§ **Task to complete**:
Search the listing below for "luglio". Copy each matching line.

§ **Entries provided**:

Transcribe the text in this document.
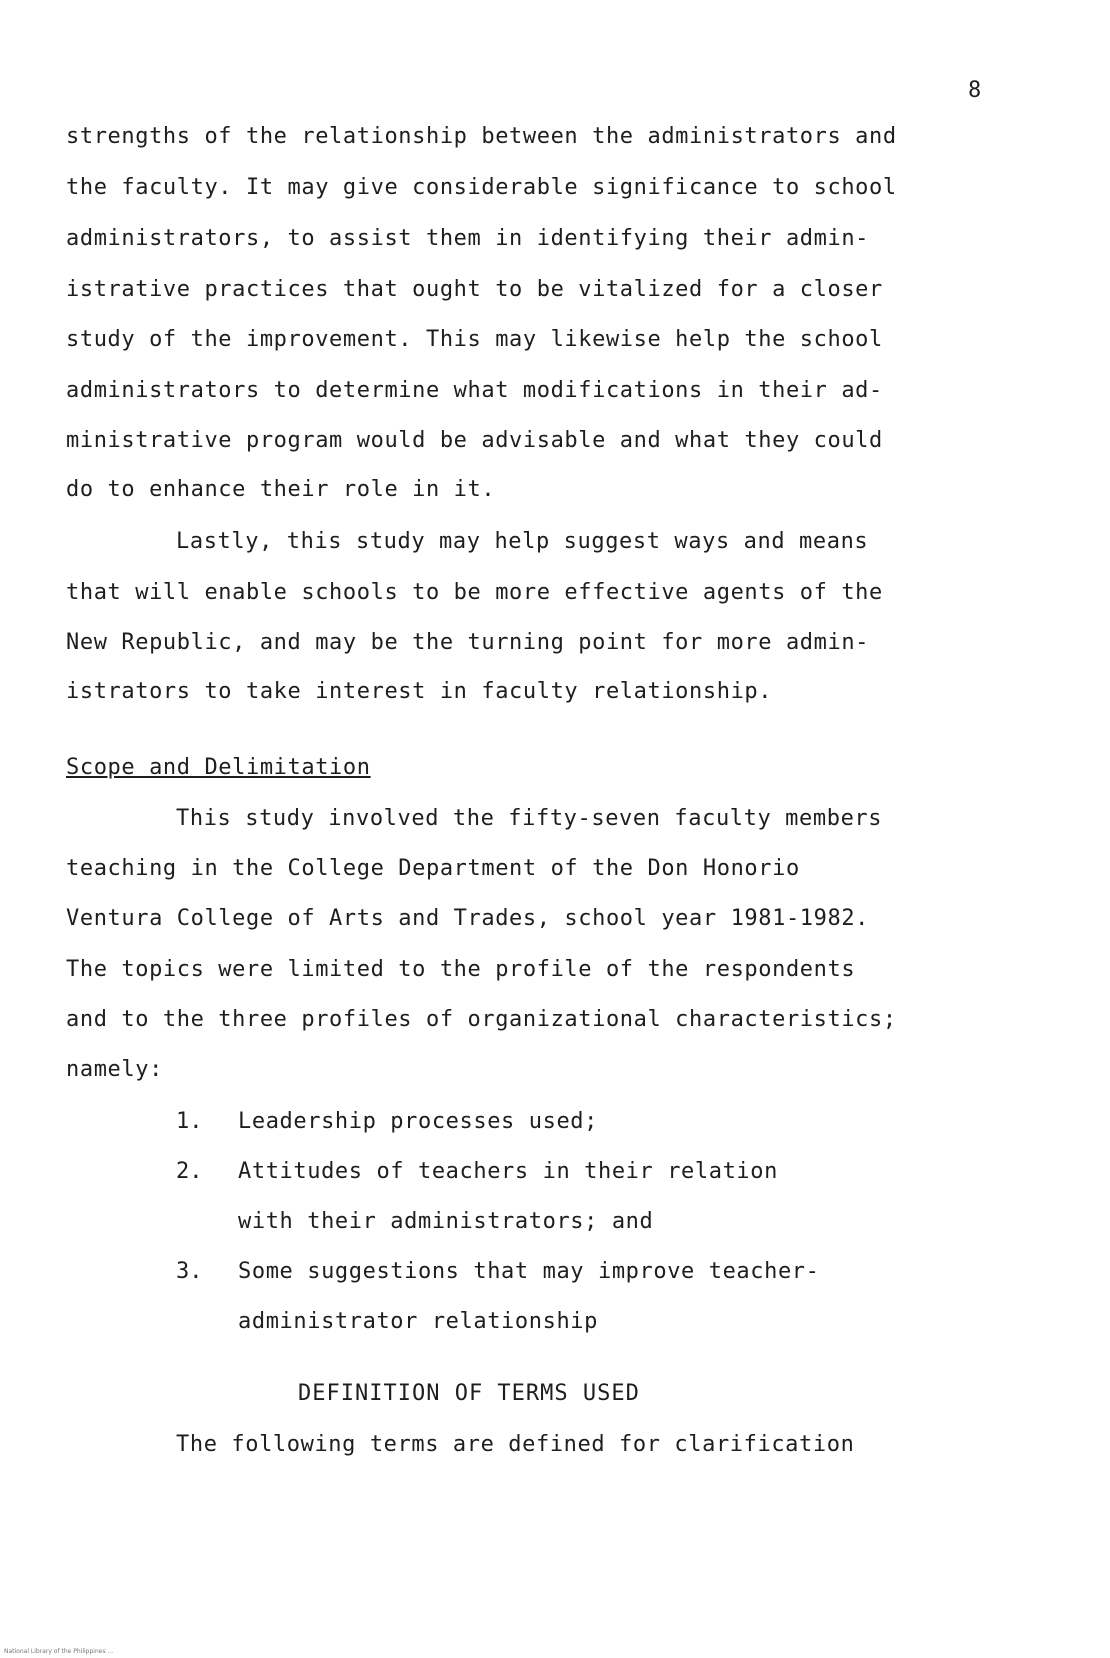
8
strengths of the relationship between the administrators and
the faculty. It may give considerable significance to school
administrators, to assist them in identifying their admin-
istrative practices that ought to be vitalized for a closer
study of the improvement. This may likewise help the school
administrators to determine what modifications in their ad-
ministrative program would be advisable and what they could
do to enhance their role in it.
Lastly, this study may help suggest ways and means
that will enable schools to be more effective agents of the
New Republic, and may be the turning point for more admin-
istrators to take interest in faculty relationship.
Scope and Delimitation
This study involved the fifty-seven faculty members
teaching in the College Department of the Don Honorio
Ventura College of Arts and Trades, school year 1981-1982.
The topics were limited to the profile of the respondents
and to the three profiles of organizational characteristics;
namely:
1. Leadership processes used;
2. Attitudes of teachers in their relation
with their administrators; and
3. Some suggestions that may improve teacher-
administrator relationship
DEFINITION OF TERMS USED
The following terms are defined for clarification
National Library of the Philippines ...
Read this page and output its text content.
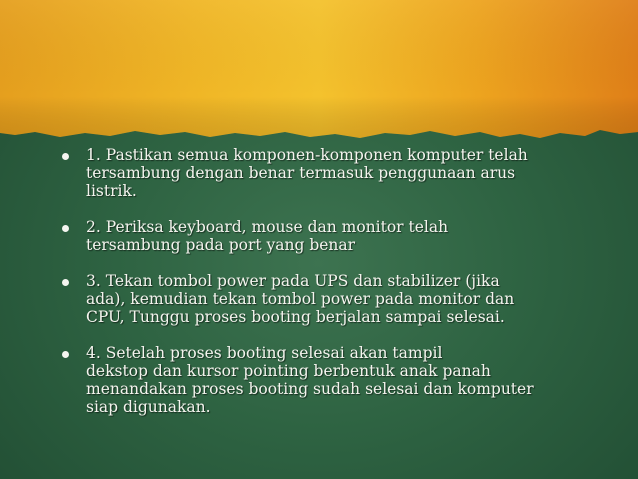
1. Pastikan semua komponen-komponen komputer telah
tersambung dengan benar termasuk penggunaan arus
listrik.
2. Periksa keyboard, mouse dan monitor telah
tersambung pada port yang benar
3. Tekan tombol power pada UPS dan stabilizer (jika
ada), kemudian tekan tombol power pada monitor dan
CPU, Tunggu proses booting berjalan sampai selesai.
4. Setelah proses booting selesai akan tampil
dekstop dan kursor pointing berbentuk anak panah
menandakan proses booting sudah selesai dan komputer
siap digunakan.
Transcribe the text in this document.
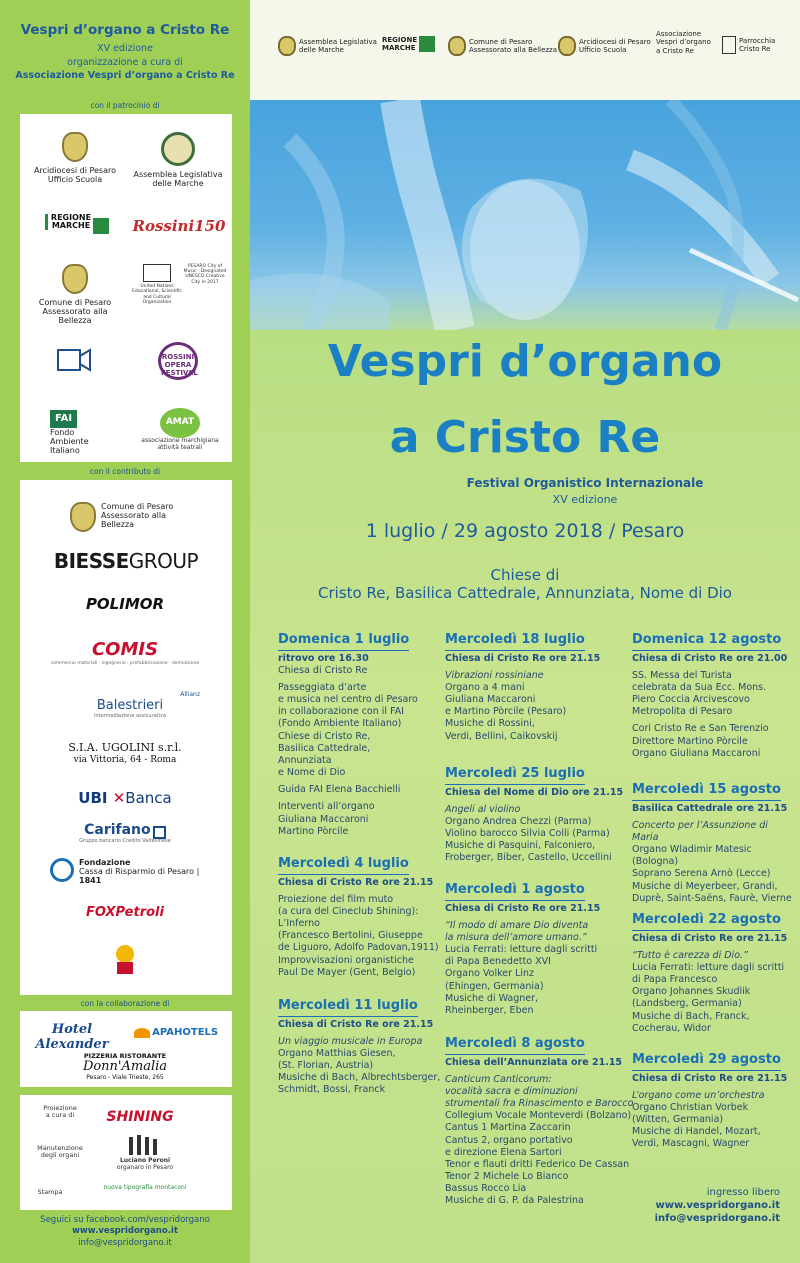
Vespri d’organo a Cristo Re
XV edizione
organizzazione a cura di
Associazione Vespri d’organo a Cristo Re
con il patrocinio di
Arcidiocesi di Pesaro
Ufficio Scuola
Assemblea Legislativa
delle Marche
REGIONE
MARCHE	Rossini150
Comune di Pesaro
Assessorato alla Bellezza
United Nations Educational, Scientific and Cultural Organization
PESARO City of Music · Designated UNESCO Creative City in 2017
ROSSINI OPERA FESTIVAL
FAI
Fondo
Ambiente
Italiano
AMAT
associazione marchigiana attività teatrali
con il contributo di
Comune di Pesaro
Assessorato alla Bellezza
BIESSEGROUP
POLIMOR
COMIS
commercio materiali · ingegneria · prefabbricazione · demolizione
Allianz
Balestrieri
intermediazione assicurativa
S.I.A. UGOLINI s.r.l.
via Vittoria, 64 - Roma
UBI ✕Banca
Carifano
Gruppo bancario Credito Valtellinese
Fondazione
Cassa di Risparmio di Pesaro | 1841
FOXPetroli
con la collaborazione di
Hotel Alexander
APAHOTELS
PIZZERIA RISTORANTE
Donn'Amalia
Pesaro - Viale Trieste, 265
Proiezione
a cura di	SHINING
Manutenzione
degli organi
Luciano Peroni
organaro in Pesaro
Stampa
nuova tipografia montaconi
Seguici su facebook.com/vespridorgano
www.vespridorgano.it
info@vespridorgano.it
Assemblea Legislativa
delle Marche
REGIONE
MARCHE
Comune di Pesaro
Assessorato alla Bellezza
Arcidiocesi di Pesaro
Ufficio Scuola
Associazione
Vespri d’organo
a Cristo Re
Parrocchia
Cristo Re
Vespri d’organo
a Cristo Re
Festival Organistico Internazionale
XV edizione
1 luglio / 29 agosto 2018 / Pesaro
Chiese di
Cristo Re, Basilica Cattedrale, Annunziata, Nome di Dio
Domenica 1 luglio
ritrovo ore 16.30
Chiesa di Cristo Re
Passeggiata d’arte
e musica nel centro di Pesaro
in collaborazione con il FAI
(Fondo Ambiente Italiano)
Chiese di Cristo Re,
Basilica Cattedrale,
Annunziata
e Nome di Dio
Guida FAI Elena Bacchielli
Interventi all’organo
Giuliana Maccaroni
Martino Pòrcile
Mercoledì 4 luglio
Chiesa di Cristo Re ore 21.15
Proiezione del film muto
(a cura del Cineclub Shining):
L’Inferno
(Francesco Bertolini, Giuseppe
de Liguoro, Adolfo Padovan,1911)
Improvvisazioni organistiche
Paul De Mayer (Gent, Belgio)
Mercoledì 11 luglio
Chiesa di Cristo Re ore 21.15
Un viaggio musicale in Europa
Organo Matthias Giesen,
(St. Florian, Austria)
Musiche di Bach, Albrechtsberger,
Schmidt, Bossi, Franck
Mercoledì 18 luglio
Chiesa di Cristo Re ore 21.15
Vibrazioni rossiniane
Organo a 4 mani
Giuliana Maccaroni
e Martino Pòrcile (Pesaro)
Musiche di Rossini,
Verdi, Bellini, Caikovskij
Mercoledì 25 luglio
Chiesa del Nome di Dio ore 21.15
Angeli al violino
Organo Andrea Chezzi (Parma)
Violino barocco Silvia Colli (Parma)
Musiche di Pasquini, Falconiero,
Froberger, Biber, Castello, Uccellini
Mercoledì 1 agosto
Chiesa di Cristo Re ore 21.15
“Il modo di amare Dio diventa
la misura dell’amore umano.”
Lucia Ferrati: letture dagli scritti
di Papa Benedetto XVI
Organo Volker Linz
(Ehingen, Germania)
Musiche di Wagner,
Rheinberger, Eben
Mercoledì 8 agosto
Chiesa dell’Annunziata ore 21.15
Canticum Canticorum:
vocalità sacra e diminuzioni
strumentali fra Rinascimento e Barocco
Collegium Vocale Monteverdi (Bolzano)
Cantus 1 Martina Zaccarin
Cantus 2, organo portativo
e direzione Elena Sartori
Tenor e flauti dritti Federico De Cassan
Tenor 2 Michele Lo Bianco
Bassus Rocco Lia
Musiche di G. P. da Palestrina
Domenica 12 agosto
Chiesa di Cristo Re ore 21.00
SS. Messa del Turista
celebrata da Sua Ecc. Mons.
Piero Coccia Arcivescovo
Metropolita di Pesaro
Cori Cristo Re e San Terenzio
Direttore Martino Pòrcile
Organo Giuliana Maccaroni
Mercoledì 15 agosto
Basilica Cattedrale ore 21.15
Concerto per l’Assunzione di Maria
Organo Wladimir Matesic
(Bologna)
Soprano Serena Arnò (Lecce)
Musiche di Meyerbeer, Grandi,
Duprè, Saint-Saëns, Faurè, Vierne
Mercoledì 22 agosto
Chiesa di Cristo Re ore 21.15
“Tutto è carezza di Dio.”
Lucia Ferrati: letture dagli scritti
di Papa Francesco
Organo Johannes Skudlik
(Landsberg, Germania)
Musiche di Bach, Franck,
Cocherau, Widor
Mercoledì 29 agosto
Chiesa di Cristo Re ore 21.15
L’organo come un’orchestra
Organo Christian Vorbek
(Witten, Germania)
Musiche di Handel, Mozart,
Verdi, Mascagni, Wagner
ingresso libero
www.vespridorgano.it
info@vespridorgano.it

§ **Reply to the task**:
1 luglio / 29 agosto 2018 / Pesaro
Domenica 1 luglio
Mercoledì 4 luglio
Mercoledì 11 luglio
Mercoledì 18 luglio
Mercoledì 25 luglio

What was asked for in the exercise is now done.